● **Exercise task**:
Copy out all lines that hold "peak".

● **Data shown**:
----------------
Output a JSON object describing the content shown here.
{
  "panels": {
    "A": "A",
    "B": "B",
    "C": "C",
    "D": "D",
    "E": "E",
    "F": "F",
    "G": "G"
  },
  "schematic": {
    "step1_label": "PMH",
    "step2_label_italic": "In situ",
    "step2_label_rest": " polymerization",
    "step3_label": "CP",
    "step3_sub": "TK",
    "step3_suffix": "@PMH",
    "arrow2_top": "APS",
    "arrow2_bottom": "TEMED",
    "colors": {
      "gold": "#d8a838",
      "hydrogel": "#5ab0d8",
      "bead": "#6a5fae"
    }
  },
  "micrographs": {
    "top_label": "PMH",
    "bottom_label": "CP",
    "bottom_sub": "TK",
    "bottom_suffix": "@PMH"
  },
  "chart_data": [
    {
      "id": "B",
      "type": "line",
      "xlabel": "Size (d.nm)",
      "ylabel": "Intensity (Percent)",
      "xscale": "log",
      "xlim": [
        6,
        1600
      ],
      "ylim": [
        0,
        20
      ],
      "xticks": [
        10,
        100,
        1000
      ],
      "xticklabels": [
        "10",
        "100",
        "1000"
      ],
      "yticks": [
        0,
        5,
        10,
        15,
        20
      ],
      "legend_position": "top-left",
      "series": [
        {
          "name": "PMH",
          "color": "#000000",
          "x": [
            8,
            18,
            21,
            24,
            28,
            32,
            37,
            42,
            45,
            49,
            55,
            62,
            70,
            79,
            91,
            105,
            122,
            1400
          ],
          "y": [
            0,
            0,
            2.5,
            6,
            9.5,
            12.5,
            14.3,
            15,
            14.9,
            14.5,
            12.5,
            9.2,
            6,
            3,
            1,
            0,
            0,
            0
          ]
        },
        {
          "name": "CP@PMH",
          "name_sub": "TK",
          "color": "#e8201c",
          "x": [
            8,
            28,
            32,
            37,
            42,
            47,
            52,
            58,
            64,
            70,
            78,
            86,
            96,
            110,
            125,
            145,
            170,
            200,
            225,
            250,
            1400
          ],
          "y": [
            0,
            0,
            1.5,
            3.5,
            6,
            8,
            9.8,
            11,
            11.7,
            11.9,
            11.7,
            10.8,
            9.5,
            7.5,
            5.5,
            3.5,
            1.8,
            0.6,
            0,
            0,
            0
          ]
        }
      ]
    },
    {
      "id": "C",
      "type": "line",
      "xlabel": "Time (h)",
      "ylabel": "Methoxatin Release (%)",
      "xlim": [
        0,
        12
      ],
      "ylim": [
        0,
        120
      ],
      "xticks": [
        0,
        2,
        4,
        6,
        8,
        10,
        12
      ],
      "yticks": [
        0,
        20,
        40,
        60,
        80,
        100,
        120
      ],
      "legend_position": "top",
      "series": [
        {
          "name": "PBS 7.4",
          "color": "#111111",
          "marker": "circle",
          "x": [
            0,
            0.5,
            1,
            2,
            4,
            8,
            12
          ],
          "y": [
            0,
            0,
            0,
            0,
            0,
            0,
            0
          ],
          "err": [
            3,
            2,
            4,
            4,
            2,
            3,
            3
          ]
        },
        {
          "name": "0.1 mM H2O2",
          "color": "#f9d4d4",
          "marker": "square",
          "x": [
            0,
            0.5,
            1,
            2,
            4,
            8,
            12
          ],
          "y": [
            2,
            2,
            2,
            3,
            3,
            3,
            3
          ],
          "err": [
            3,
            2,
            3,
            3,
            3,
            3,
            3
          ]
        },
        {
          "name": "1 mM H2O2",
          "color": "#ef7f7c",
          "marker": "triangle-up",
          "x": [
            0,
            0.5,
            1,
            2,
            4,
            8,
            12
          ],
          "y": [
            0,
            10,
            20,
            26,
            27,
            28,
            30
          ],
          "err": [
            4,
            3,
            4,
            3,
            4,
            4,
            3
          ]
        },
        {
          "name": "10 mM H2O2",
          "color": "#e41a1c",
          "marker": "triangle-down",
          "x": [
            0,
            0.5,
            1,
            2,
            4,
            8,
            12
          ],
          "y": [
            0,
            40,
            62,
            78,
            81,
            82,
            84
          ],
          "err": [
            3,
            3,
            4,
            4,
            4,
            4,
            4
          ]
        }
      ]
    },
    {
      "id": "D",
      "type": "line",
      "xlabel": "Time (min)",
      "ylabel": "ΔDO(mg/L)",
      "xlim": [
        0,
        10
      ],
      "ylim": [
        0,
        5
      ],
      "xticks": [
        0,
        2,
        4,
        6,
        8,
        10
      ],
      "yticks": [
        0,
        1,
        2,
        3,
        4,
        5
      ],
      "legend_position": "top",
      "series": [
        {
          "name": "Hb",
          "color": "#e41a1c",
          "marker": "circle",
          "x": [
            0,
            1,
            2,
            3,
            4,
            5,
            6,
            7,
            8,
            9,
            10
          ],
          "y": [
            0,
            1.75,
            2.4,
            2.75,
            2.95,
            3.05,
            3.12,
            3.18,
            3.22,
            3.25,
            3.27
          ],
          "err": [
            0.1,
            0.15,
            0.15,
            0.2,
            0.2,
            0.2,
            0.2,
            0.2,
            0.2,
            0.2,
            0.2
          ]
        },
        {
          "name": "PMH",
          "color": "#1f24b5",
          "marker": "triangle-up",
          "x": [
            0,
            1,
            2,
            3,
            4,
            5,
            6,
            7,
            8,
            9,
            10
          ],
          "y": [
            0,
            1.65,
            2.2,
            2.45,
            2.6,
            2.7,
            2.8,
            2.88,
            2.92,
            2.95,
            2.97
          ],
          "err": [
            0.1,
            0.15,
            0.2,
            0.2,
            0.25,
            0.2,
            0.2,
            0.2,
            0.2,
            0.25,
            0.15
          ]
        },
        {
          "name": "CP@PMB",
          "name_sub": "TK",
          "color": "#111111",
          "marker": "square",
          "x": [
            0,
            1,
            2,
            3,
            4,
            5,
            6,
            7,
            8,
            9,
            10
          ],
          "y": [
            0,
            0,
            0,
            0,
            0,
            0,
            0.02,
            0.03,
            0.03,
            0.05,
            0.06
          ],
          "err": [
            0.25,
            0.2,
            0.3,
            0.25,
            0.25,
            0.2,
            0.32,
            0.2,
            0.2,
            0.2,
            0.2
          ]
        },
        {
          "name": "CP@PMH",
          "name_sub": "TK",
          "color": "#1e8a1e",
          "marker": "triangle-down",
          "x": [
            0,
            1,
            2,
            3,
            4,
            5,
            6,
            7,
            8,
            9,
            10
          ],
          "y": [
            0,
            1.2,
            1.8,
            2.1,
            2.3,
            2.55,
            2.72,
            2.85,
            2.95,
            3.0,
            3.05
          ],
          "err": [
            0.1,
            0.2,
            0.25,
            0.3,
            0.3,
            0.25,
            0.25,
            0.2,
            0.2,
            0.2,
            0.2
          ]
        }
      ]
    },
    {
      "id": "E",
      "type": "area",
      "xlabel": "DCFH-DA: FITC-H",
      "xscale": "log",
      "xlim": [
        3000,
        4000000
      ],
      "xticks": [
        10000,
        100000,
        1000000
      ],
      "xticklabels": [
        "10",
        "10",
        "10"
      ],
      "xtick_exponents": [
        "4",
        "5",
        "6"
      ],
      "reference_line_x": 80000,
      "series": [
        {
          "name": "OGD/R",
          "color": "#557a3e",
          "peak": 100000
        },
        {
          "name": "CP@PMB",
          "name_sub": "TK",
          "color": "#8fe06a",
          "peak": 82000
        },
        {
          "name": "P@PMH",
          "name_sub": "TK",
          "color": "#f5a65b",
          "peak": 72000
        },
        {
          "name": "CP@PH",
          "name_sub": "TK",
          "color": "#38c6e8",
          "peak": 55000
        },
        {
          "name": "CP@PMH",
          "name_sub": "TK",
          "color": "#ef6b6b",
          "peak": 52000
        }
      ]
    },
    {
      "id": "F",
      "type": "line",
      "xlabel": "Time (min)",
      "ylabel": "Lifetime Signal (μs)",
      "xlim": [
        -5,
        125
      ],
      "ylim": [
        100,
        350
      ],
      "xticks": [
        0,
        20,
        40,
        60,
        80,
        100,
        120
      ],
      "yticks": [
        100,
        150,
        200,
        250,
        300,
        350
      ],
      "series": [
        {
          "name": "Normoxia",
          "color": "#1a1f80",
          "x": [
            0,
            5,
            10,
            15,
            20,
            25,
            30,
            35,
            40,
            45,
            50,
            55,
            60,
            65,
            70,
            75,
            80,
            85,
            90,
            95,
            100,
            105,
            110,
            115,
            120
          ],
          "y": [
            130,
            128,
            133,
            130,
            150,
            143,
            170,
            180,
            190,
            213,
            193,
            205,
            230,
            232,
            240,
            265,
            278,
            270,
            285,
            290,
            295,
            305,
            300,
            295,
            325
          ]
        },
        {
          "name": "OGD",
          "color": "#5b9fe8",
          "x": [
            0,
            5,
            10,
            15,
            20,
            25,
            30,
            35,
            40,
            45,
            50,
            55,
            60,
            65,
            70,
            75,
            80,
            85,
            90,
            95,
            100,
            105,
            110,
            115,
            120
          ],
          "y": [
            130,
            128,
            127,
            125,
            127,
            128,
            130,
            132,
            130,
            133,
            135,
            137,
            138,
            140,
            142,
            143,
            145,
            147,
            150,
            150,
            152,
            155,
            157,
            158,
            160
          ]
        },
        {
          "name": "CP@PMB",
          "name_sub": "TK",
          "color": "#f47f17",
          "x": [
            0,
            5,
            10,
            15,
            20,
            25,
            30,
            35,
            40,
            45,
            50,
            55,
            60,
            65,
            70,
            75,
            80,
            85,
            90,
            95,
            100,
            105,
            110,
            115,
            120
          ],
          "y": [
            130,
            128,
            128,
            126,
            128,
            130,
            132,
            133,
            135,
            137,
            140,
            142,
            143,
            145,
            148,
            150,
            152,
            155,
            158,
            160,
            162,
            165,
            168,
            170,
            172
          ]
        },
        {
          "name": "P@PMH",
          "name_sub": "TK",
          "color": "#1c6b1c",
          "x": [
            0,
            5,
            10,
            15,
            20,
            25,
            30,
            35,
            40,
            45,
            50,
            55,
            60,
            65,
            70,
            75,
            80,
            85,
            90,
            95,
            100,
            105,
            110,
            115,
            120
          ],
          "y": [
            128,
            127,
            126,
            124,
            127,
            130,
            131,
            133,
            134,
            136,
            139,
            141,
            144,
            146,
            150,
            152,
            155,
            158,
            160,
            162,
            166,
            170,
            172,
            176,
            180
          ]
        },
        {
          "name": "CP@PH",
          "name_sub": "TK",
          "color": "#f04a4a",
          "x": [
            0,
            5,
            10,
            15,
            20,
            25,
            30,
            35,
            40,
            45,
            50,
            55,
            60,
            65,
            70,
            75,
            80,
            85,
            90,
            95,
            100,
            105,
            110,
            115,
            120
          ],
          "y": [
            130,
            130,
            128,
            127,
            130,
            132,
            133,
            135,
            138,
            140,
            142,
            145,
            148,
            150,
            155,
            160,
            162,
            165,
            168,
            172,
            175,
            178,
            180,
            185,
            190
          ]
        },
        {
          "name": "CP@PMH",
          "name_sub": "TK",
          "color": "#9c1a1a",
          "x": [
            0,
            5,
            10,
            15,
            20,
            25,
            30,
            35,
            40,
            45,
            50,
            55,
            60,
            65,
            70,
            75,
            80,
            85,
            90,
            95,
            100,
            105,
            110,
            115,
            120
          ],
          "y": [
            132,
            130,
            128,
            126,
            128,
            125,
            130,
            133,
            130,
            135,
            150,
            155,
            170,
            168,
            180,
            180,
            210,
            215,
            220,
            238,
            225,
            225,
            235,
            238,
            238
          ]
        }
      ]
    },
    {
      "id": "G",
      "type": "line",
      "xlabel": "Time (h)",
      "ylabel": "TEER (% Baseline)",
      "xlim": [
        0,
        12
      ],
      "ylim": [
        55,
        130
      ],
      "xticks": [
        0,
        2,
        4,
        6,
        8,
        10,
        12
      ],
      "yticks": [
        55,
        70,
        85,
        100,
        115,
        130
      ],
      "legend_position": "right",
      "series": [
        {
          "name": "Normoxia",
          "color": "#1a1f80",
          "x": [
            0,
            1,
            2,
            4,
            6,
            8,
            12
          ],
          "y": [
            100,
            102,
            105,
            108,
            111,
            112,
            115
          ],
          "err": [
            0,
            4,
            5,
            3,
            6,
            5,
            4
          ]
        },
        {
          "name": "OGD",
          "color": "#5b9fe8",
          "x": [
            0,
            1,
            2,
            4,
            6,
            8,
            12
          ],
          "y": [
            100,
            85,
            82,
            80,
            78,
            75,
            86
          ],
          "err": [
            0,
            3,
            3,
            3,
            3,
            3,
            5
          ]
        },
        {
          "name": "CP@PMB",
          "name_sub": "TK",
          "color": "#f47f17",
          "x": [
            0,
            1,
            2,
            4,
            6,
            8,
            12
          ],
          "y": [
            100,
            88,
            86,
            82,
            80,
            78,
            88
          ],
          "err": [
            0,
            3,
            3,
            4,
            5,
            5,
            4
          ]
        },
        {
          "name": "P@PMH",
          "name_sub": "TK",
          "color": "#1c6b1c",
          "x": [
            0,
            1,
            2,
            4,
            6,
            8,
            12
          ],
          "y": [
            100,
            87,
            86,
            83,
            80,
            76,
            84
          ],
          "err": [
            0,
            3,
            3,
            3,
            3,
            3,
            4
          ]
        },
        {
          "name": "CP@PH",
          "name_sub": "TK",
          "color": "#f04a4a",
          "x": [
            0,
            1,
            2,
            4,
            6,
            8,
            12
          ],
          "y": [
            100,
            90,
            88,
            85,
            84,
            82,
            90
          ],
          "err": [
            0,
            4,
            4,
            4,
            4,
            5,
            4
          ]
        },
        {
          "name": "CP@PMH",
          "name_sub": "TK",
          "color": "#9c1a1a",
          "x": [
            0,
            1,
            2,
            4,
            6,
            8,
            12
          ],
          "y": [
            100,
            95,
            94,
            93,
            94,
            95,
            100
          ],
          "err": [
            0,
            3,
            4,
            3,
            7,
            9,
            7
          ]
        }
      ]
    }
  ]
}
----------------
● **Task response**:
          "peak": 100000
          "peak": 82000
          "peak": 72000
          "peak": 55000
          "peak": 52000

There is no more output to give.